■ Task brief ■
The records that follow must be repeated verbatim, every one of them.

■ Data supplied ■
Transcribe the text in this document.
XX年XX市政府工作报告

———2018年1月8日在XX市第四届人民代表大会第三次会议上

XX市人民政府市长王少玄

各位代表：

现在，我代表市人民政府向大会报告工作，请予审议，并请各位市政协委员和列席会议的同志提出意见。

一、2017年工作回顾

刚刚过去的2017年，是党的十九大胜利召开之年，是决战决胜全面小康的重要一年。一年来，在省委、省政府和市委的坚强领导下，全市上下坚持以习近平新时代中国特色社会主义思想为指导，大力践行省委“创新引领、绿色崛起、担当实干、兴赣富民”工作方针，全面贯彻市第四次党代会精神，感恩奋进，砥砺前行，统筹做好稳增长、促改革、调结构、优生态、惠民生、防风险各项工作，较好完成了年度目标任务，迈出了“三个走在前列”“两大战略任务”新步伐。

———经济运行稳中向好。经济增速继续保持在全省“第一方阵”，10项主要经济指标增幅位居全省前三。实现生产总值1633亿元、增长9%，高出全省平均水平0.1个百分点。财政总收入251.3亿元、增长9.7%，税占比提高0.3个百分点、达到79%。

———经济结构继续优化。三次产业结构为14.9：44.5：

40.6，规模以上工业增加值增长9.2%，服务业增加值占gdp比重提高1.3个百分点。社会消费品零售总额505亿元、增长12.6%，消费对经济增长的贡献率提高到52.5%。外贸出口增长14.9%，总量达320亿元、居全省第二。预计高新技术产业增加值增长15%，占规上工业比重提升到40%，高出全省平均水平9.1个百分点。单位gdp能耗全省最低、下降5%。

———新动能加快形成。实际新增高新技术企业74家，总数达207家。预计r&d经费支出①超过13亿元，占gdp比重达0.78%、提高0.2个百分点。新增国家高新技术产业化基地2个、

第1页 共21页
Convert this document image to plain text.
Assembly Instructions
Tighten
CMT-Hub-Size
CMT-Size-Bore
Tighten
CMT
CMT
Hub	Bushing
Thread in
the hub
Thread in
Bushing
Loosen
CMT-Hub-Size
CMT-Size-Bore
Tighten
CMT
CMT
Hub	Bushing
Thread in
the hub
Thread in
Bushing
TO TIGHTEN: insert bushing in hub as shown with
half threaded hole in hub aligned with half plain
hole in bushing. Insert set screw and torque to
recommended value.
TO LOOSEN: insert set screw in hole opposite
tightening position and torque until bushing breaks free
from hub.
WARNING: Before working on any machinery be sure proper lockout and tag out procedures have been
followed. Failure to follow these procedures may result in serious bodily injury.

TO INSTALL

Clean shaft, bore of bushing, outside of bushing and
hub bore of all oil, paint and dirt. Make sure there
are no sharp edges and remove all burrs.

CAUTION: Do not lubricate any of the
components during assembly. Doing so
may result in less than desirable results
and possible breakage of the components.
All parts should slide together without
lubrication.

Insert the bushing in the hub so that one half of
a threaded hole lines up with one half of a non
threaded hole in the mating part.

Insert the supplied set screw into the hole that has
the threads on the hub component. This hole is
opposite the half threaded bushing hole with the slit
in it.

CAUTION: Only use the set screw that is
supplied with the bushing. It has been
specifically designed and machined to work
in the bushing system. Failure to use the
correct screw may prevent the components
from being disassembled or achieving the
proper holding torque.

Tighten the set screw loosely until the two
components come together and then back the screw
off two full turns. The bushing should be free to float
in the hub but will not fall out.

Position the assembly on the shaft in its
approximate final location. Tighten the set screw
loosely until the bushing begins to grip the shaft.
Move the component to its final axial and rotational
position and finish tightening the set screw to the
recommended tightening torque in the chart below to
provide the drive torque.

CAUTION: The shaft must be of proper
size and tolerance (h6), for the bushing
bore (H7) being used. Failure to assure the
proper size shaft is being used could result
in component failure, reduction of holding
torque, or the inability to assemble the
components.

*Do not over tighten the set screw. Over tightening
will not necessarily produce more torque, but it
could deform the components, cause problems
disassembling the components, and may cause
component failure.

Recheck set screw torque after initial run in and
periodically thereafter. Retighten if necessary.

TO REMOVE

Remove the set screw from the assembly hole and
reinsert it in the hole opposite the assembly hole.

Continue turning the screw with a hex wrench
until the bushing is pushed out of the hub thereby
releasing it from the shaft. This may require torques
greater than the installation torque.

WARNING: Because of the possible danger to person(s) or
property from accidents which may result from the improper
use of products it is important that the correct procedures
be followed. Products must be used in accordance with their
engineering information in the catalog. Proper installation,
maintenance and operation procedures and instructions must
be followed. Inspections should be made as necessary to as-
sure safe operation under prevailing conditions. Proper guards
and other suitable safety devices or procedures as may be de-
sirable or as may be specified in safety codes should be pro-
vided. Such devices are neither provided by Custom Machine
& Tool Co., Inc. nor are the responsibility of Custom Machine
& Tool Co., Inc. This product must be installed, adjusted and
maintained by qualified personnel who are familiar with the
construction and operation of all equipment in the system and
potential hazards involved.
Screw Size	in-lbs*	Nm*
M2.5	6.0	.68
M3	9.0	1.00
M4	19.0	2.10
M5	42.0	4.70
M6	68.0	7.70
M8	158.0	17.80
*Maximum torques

■ Exercise solution ■
Transcribe the text in this document.
XX年XX市政府工作报告

———2018年1月8日在XX市第四届人民代表大会第三次会议上

XX市人民政府市长王少玄

各位代表：

现在，我代表市人民政府向大会报告工作，请予审议，并请各位市政协委员和列席会议的同志提出意见。

一、2017年工作回顾

刚刚过去的2017年，是党的十九大胜利召开之年，是决战决胜全面小康的重要一年。一年来，在省委、省政府和市委的坚强领导下，全市上下坚持以习近平新时代中国特色社会主义思想为指导，大力践行省委“创新引领、绿色崛起、担当实干、兴赣富民”工作方针，全面贯彻市第四次党代会精神，感恩奋进，砥砺前行，统筹做好稳增长、促改革、调结构、优生态、惠民生、防风险各项工作，较好完成了年度目标任务，迈出了“三个走在前列”“两大战略任务”新步伐。

———经济运行稳中向好。经济增速继续保持在全省“第一方阵”，10项主要经济指标增幅位居全省前三。实现生产总值1633亿元、增长9%，高出全省平均水平0.1个百分点。财政总收入251.3亿元、增长9.7%，税占比提高0.3个百分点、达到79%。

———经济结构继续优化。三次产业结构为14.9：44.5：

40.6，规模以上工业增加值增长9.2%，服务业增加值占gdp比重提高1.3个百分点。社会消费品零售总额505亿元、增长12.6%，消费对经济增长的贡献率提高到52.5%。外贸出口增长14.9%，总量达320亿元、居全省第二。预计高新技术产业增加值增长15%，占规上工业比重提升到40%，高出全省平均水平9.1个百分点。单位gdp能耗全省最低、下降5%。

———新动能加快形成。实际新增高新技术企业74家，总数达207家。预计r&d经费支出①超过13亿元，占gdp比重达0.78%、提高0.2个百分点。新增国家高新技术产业化基地2个、

第1页 共21页
Convert this document image to plain text.
Assembly Instructions
Tighten
CMT-Hub-Size
CMT-Size-Bore
Tighten
CMT
CMT
Hub	Bushing
Thread in
the hub
Thread in
Bushing
Loosen
CMT-Hub-Size
CMT-Size-Bore
Tighten
CMT
CMT
Hub	Bushing
Thread in
the hub
Thread in
Bushing
TO TIGHTEN: insert bushing in hub as shown with
half threaded hole in hub aligned with half plain
hole in bushing. Insert set screw and torque to
recommended value.
TO LOOSEN: insert set screw in hole opposite
tightening position and torque until bushing breaks free
from hub.
WARNING: Before working on any machinery be sure proper lockout and tag out procedures have been
followed. Failure to follow these procedures may result in serious bodily injury.

TO INSTALL

Clean shaft, bore of bushing, outside of bushing and
hub bore of all oil, paint and dirt. Make sure there
are no sharp edges and remove all burrs.

CAUTION: Do not lubricate any of the
components during assembly. Doing so
may result in less than desirable results
and possible breakage of the components.
All parts should slide together without
lubrication.

Insert the bushing in the hub so that one half of
a threaded hole lines up with one half of a non
threaded hole in the mating part.

Insert the supplied set screw into the hole that has
the threads on the hub component. This hole is
opposite the half threaded bushing hole with the slit
in it.

CAUTION: Only use the set screw that is
supplied with the bushing. It has been
specifically designed and machined to work
in the bushing system. Failure to use the
correct screw may prevent the components
from being disassembled or achieving the
proper holding torque.

Tighten the set screw loosely until the two
components come together and then back the screw
off two full turns. The bushing should be free to float
in the hub but will not fall out.

Position the assembly on the shaft in its
approximate final location. Tighten the set screw
loosely until the bushing begins to grip the shaft.
Move the component to its final axial and rotational
position and finish tightening the set screw to the
recommended tightening torque in the chart below to
provide the drive torque.

CAUTION: The shaft must be of proper
size and tolerance (h6), for the bushing
bore (H7) being used. Failure to assure the
proper size shaft is being used could result
in component failure, reduction of holding
torque, or the inability to assemble the
components.

*Do not over tighten the set screw. Over tightening
will not necessarily produce more torque, but it
could deform the components, cause problems
disassembling the components, and may cause
component failure.

Recheck set screw torque after initial run in and
periodically thereafter. Retighten if necessary.

TO REMOVE

Remove the set screw from the assembly hole and
reinsert it in the hole opposite the assembly hole.

Continue turning the screw with a hex wrench
until the bushing is pushed out of the hub thereby
releasing it from the shaft. This may require torques
greater than the installation torque.

WARNING: Because of the possible danger to person(s) or
property from accidents which may result from the improper
use of products it is important that the correct procedures
be followed. Products must be used in accordance with their
engineering information in the catalog. Proper installation,
maintenance and operation procedures and instructions must
be followed. Inspections should be made as necessary to as-
sure safe operation under prevailing conditions. Proper guards
and other suitable safety devices or procedures as may be de-
sirable or as may be specified in safety codes should be pro-
vided. Such devices are neither provided by Custom Machine
& Tool Co., Inc. nor are the responsibility of Custom Machine
& Tool Co., Inc. This product must be installed, adjusted and
maintained by qualified personnel who are familiar with the
construction and operation of all equipment in the system and
potential hazards involved.
Screw Size	in-lbs*	Nm*
M2.5	6.0	.68
M3	9.0	1.00
M4	19.0	2.10
M5	42.0	4.70
M6	68.0	7.70
M8	158.0	17.80
*Maximum torques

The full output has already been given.